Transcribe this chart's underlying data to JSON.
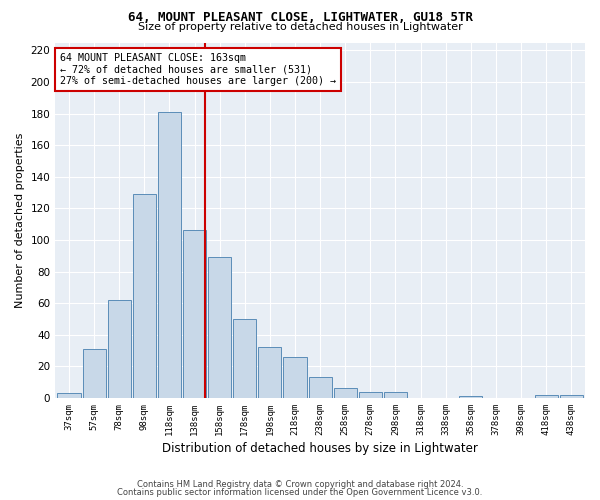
{
  "title": "64, MOUNT PLEASANT CLOSE, LIGHTWATER, GU18 5TR",
  "subtitle": "Size of property relative to detached houses in Lightwater",
  "xlabel": "Distribution of detached houses by size in Lightwater",
  "ylabel": "Number of detached properties",
  "bar_labels": [
    "37sqm",
    "57sqm",
    "78sqm",
    "98sqm",
    "118sqm",
    "138sqm",
    "158sqm",
    "178sqm",
    "198sqm",
    "218sqm",
    "238sqm",
    "258sqm",
    "278sqm",
    "298sqm",
    "318sqm",
    "338sqm",
    "358sqm",
    "378sqm",
    "398sqm",
    "418sqm",
    "438sqm"
  ],
  "bar_heights": [
    3,
    31,
    62,
    129,
    181,
    106,
    89,
    50,
    32,
    26,
    13,
    6,
    4,
    4,
    0,
    0,
    1,
    0,
    0,
    2,
    2
  ],
  "bar_color": "#c8d8e8",
  "bar_edgecolor": "#5b8db8",
  "background_color": "#e8eef5",
  "grid_color": "#ffffff",
  "vline_color": "#cc0000",
  "annotation_line1": "64 MOUNT PLEASANT CLOSE: 163sqm",
  "annotation_line2": "← 72% of detached houses are smaller (531)",
  "annotation_line3": "27% of semi-detached houses are larger (200) →",
  "annotation_box_edgecolor": "#cc0000",
  "ylim": [
    0,
    225
  ],
  "yticks": [
    0,
    20,
    40,
    60,
    80,
    100,
    120,
    140,
    160,
    180,
    200,
    220
  ],
  "vline_index": 5.42,
  "footer1": "Contains HM Land Registry data © Crown copyright and database right 2024.",
  "footer2": "Contains public sector information licensed under the Open Government Licence v3.0."
}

※

Written problem - Where a line of the entries contains the word "data", copy that line.

Written response -
Transcribe this chart's underlying data to JSON.
  "footer1": "Contains HM Land Registry data © Crown copyright and database right 2024.",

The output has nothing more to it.